**Goal**
Pull out each line in the records that contains the string "view". Case counts.

# START OF Supplied material

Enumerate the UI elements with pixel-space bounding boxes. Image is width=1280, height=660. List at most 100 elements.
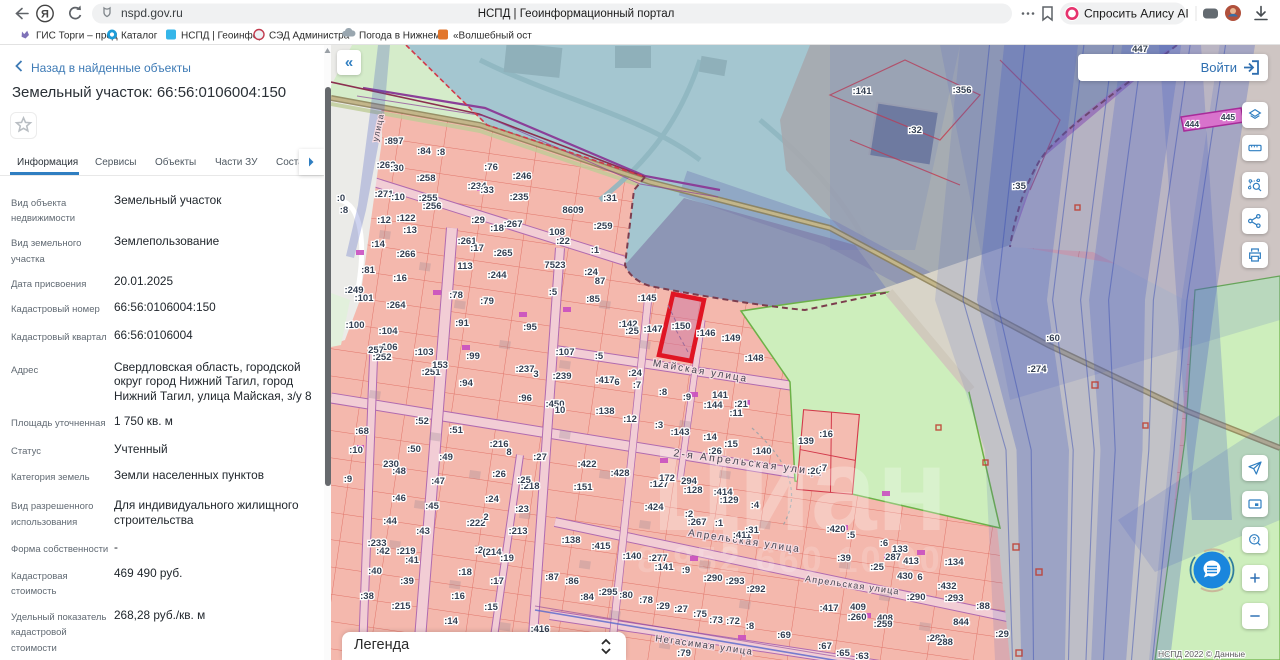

# END OF Supplied material
# START OF Supplied material

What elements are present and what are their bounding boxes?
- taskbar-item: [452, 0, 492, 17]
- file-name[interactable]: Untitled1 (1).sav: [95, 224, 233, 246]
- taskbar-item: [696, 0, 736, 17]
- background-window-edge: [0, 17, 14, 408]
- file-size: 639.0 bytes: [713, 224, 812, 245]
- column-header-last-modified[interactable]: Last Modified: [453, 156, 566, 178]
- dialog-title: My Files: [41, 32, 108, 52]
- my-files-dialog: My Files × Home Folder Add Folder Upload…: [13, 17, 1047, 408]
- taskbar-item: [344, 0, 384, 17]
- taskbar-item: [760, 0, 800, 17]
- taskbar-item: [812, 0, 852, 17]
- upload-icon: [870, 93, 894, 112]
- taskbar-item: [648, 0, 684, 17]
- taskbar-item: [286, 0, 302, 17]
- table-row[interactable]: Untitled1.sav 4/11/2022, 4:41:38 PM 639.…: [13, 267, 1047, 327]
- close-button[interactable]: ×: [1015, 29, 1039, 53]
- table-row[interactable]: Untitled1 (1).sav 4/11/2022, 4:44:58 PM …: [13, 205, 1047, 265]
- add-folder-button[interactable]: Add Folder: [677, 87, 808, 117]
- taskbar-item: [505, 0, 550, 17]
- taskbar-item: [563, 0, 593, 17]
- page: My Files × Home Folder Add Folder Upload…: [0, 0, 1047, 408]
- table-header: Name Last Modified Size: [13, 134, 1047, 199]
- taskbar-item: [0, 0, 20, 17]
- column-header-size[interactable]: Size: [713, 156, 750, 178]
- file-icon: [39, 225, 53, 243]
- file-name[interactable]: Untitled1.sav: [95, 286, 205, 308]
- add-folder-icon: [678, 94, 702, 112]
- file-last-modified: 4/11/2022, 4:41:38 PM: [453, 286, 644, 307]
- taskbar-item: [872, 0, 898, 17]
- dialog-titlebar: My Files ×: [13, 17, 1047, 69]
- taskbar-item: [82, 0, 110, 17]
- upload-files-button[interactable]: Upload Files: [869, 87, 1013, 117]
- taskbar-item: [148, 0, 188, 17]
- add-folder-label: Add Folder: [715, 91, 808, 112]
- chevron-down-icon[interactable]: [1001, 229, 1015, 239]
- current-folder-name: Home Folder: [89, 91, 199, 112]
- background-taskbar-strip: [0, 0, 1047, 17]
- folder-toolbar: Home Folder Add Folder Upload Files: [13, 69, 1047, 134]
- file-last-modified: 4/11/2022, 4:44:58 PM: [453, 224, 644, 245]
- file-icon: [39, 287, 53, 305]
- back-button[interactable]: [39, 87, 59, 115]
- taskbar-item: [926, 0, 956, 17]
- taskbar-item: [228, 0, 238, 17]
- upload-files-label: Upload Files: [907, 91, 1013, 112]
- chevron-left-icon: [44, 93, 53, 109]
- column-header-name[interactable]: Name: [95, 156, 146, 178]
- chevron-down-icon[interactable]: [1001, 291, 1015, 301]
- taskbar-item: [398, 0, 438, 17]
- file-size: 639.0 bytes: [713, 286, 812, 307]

# END OF Supplied material
# START OF Supplied material

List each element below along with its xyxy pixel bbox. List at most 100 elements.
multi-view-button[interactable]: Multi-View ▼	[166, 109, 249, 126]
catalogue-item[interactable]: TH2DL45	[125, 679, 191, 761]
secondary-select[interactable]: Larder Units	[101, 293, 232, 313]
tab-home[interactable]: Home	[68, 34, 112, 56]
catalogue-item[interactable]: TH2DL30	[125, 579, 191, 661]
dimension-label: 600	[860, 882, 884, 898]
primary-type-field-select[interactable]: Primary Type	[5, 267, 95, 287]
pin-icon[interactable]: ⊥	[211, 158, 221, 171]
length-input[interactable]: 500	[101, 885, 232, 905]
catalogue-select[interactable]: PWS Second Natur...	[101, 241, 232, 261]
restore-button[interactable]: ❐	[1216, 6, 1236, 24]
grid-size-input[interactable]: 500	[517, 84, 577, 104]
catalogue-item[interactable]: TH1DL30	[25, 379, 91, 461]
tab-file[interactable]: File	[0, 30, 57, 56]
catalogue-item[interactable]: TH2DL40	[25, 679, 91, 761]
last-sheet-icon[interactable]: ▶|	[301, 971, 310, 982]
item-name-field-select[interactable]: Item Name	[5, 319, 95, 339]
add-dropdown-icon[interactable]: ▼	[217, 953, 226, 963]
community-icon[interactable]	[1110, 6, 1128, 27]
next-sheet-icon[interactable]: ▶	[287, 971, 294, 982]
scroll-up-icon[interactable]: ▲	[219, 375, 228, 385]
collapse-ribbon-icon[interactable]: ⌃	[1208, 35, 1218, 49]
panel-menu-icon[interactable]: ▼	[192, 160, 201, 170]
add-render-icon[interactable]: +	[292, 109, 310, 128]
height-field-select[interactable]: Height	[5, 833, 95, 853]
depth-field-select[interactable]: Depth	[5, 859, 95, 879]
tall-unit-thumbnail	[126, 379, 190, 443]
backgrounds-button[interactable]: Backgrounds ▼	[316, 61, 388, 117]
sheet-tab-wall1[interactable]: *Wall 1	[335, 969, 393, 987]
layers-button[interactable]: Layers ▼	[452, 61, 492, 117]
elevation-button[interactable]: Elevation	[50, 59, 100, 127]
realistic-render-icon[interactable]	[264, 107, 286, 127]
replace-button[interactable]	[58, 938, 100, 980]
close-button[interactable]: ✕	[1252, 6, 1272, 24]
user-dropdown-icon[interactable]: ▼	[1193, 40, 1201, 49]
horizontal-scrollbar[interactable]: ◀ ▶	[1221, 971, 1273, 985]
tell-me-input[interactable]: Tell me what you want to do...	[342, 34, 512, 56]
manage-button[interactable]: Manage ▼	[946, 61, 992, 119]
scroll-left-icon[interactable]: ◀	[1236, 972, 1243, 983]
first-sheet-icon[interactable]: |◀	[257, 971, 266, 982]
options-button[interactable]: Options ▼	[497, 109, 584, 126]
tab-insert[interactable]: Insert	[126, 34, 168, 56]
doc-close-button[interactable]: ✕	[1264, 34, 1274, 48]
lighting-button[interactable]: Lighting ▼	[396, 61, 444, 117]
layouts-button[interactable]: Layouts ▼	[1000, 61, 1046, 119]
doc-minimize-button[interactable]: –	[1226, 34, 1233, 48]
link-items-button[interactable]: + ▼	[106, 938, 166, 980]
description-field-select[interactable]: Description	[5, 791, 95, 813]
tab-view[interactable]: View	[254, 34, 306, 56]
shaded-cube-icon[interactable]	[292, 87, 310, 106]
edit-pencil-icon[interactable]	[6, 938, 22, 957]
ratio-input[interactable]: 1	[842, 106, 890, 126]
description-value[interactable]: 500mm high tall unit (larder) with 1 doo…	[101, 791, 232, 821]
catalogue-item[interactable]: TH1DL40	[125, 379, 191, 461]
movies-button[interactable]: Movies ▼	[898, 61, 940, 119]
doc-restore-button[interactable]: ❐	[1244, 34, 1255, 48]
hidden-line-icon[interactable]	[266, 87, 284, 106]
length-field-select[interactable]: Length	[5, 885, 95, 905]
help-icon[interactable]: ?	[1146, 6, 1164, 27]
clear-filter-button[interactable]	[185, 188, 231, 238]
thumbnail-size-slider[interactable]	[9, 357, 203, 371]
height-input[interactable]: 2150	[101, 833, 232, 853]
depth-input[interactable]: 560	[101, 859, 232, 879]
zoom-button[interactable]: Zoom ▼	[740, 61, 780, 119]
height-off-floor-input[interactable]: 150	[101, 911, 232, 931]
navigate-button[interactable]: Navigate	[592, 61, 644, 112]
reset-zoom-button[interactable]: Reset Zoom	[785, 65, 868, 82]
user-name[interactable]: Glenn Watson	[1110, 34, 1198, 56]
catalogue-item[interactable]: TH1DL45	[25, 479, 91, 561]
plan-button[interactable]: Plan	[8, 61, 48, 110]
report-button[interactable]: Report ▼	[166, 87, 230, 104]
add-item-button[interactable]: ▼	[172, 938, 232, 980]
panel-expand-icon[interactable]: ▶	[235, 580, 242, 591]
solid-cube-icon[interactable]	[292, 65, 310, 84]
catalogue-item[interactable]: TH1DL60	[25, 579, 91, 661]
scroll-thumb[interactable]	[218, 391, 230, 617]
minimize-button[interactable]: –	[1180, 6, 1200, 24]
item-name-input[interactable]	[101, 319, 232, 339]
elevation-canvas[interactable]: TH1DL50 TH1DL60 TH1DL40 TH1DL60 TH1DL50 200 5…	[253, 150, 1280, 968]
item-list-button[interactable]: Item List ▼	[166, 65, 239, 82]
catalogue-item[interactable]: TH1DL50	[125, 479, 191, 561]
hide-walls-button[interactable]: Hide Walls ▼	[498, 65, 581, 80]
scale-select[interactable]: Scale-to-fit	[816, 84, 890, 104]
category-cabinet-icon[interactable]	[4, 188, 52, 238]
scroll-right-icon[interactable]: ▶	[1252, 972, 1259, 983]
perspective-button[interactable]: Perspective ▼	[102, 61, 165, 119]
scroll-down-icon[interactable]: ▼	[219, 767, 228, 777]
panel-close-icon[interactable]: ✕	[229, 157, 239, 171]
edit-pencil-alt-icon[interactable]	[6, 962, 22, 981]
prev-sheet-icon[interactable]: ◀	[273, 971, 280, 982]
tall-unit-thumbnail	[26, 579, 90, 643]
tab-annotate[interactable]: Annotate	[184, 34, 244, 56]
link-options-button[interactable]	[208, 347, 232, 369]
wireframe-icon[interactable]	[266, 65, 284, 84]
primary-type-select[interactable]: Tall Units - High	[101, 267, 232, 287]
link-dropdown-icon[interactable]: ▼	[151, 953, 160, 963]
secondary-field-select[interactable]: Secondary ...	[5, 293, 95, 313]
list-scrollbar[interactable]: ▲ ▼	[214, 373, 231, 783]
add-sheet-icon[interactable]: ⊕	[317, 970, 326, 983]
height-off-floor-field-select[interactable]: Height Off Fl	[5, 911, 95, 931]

# END OF Supplied material

**Solution for this exercise**
multi-view-button[interactable]: Multi-View ▼	[166, 109, 249, 126]
tab-view[interactable]: View	[254, 34, 306, 56]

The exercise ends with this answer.